Do this:
Your task is to copy the material exactly.

Data shown:
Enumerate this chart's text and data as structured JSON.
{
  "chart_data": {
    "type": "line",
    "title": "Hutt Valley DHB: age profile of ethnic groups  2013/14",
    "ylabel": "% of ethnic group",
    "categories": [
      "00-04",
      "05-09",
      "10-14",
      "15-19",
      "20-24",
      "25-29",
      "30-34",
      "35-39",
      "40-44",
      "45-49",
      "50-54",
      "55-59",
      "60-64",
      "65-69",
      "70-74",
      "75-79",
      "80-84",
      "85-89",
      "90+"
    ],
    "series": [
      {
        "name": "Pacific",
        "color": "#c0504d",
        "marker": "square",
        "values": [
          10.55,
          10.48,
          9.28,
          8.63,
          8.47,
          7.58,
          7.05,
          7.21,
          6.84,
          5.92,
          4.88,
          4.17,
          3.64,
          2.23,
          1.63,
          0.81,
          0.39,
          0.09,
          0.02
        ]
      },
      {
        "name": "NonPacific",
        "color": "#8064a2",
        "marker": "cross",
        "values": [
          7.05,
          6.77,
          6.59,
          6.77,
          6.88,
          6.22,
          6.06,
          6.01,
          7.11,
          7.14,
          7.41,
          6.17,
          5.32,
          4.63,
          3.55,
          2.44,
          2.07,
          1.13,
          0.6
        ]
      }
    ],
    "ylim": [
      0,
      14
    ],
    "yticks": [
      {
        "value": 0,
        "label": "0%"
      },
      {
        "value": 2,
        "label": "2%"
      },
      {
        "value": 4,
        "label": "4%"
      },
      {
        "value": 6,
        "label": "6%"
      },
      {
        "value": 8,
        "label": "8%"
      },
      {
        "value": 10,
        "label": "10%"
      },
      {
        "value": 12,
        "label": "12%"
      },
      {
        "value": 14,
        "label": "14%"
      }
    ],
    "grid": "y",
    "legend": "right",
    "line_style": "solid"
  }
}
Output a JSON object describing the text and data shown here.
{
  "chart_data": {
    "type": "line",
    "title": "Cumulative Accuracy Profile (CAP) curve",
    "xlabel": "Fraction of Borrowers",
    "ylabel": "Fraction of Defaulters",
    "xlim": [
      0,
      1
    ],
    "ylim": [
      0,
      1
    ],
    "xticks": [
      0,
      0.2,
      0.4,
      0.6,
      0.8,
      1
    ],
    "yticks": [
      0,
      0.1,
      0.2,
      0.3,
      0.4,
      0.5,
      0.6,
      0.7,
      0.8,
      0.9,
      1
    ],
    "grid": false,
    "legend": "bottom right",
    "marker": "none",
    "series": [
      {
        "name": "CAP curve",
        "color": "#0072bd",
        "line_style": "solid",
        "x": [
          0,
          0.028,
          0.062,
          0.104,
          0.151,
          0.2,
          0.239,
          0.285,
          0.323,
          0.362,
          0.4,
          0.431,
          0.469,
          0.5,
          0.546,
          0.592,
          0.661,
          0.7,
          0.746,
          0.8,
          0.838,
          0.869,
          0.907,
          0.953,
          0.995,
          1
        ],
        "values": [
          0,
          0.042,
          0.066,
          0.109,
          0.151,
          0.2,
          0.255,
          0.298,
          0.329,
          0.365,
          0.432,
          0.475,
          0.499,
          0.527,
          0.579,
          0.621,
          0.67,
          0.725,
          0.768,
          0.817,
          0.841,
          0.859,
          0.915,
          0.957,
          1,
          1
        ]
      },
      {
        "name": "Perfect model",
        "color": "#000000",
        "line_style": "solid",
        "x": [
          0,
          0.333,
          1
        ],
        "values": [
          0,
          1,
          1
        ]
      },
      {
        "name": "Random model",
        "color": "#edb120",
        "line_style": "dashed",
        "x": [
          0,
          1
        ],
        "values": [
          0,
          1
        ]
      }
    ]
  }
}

Response below:
Enumerate this chart's text and data as structured JSON.
{
  "chart_data": {
    "type": "line",
    "title": "Hutt Valley DHB: age profile of ethnic groups  2013/14",
    "ylabel": "% of ethnic group",
    "categories": [
      "00-04",
      "05-09",
      "10-14",
      "15-19",
      "20-24",
      "25-29",
      "30-34",
      "35-39",
      "40-44",
      "45-49",
      "50-54",
      "55-59",
      "60-64",
      "65-69",
      "70-74",
      "75-79",
      "80-84",
      "85-89",
      "90+"
    ],
    "series": [
      {
        "name": "Pacific",
        "color": "#c0504d",
        "marker": "square",
        "values": [
          10.55,
          10.48,
          9.28,
          8.63,
          8.47,
          7.58,
          7.05,
          7.21,
          6.84,
          5.92,
          4.88,
          4.17,
          3.64,
          2.23,
          1.63,
          0.81,
          0.39,
          0.09,
          0.02
        ]
      },
      {
        "name": "NonPacific",
        "color": "#8064a2",
        "marker": "cross",
        "values": [
          7.05,
          6.77,
          6.59,
          6.77,
          6.88,
          6.22,
          6.06,
          6.01,
          7.11,
          7.14,
          7.41,
          6.17,
          5.32,
          4.63,
          3.55,
          2.44,
          2.07,
          1.13,
          0.6
        ]
      }
    ],
    "ylim": [
      0,
      14
    ],
    "yticks": [
      {
        "value": 0,
        "label": "0%"
      },
      {
        "value": 2,
        "label": "2%"
      },
      {
        "value": 4,
        "label": "4%"
      },
      {
        "value": 6,
        "label": "6%"
      },
      {
        "value": 8,
        "label": "8%"
      },
      {
        "value": 10,
        "label": "10%"
      },
      {
        "value": 12,
        "label": "12%"
      },
      {
        "value": 14,
        "label": "14%"
      }
    ],
    "grid": "y",
    "legend": "right",
    "line_style": "solid"
  }
}
Output a JSON object describing the text and data shown here.
{
  "chart_data": {
    "type": "line",
    "title": "Cumulative Accuracy Profile (CAP) curve",
    "xlabel": "Fraction of Borrowers",
    "ylabel": "Fraction of Defaulters",
    "xlim": [
      0,
      1
    ],
    "ylim": [
      0,
      1
    ],
    "xticks": [
      0,
      0.2,
      0.4,
      0.6,
      0.8,
      1
    ],
    "yticks": [
      0,
      0.1,
      0.2,
      0.3,
      0.4,
      0.5,
      0.6,
      0.7,
      0.8,
      0.9,
      1
    ],
    "grid": false,
    "legend": "bottom right",
    "marker": "none",
    "series": [
      {
        "name": "CAP curve",
        "color": "#0072bd",
        "line_style": "solid",
        "x": [
          0,
          0.028,
          0.062,
          0.104,
          0.151,
          0.2,
          0.239,
          0.285,
          0.323,
          0.362,
          0.4,
          0.431,
          0.469,
          0.5,
          0.546,
          0.592,
          0.661,
          0.7,
          0.746,
          0.8,
          0.838,
          0.869,
          0.907,
          0.953,
          0.995,
          1
        ],
        "values": [
          0,
          0.042,
          0.066,
          0.109,
          0.151,
          0.2,
          0.255,
          0.298,
          0.329,
          0.365,
          0.432,
          0.475,
          0.499,
          0.527,
          0.579,
          0.621,
          0.67,
          0.725,
          0.768,
          0.817,
          0.841,
          0.859,
          0.915,
          0.957,
          1,
          1
        ]
      },
      {
        "name": "Perfect model",
        "color": "#000000",
        "line_style": "solid",
        "x": [
          0,
          0.333,
          1
        ],
        "values": [
          0,
          1,
          1
        ]
      },
      {
        "name": "Random model",
        "color": "#edb120",
        "line_style": "dashed",
        "x": [
          0,
          1
        ],
        "values": [
          0,
          1
        ]
      }
    ]
  }
}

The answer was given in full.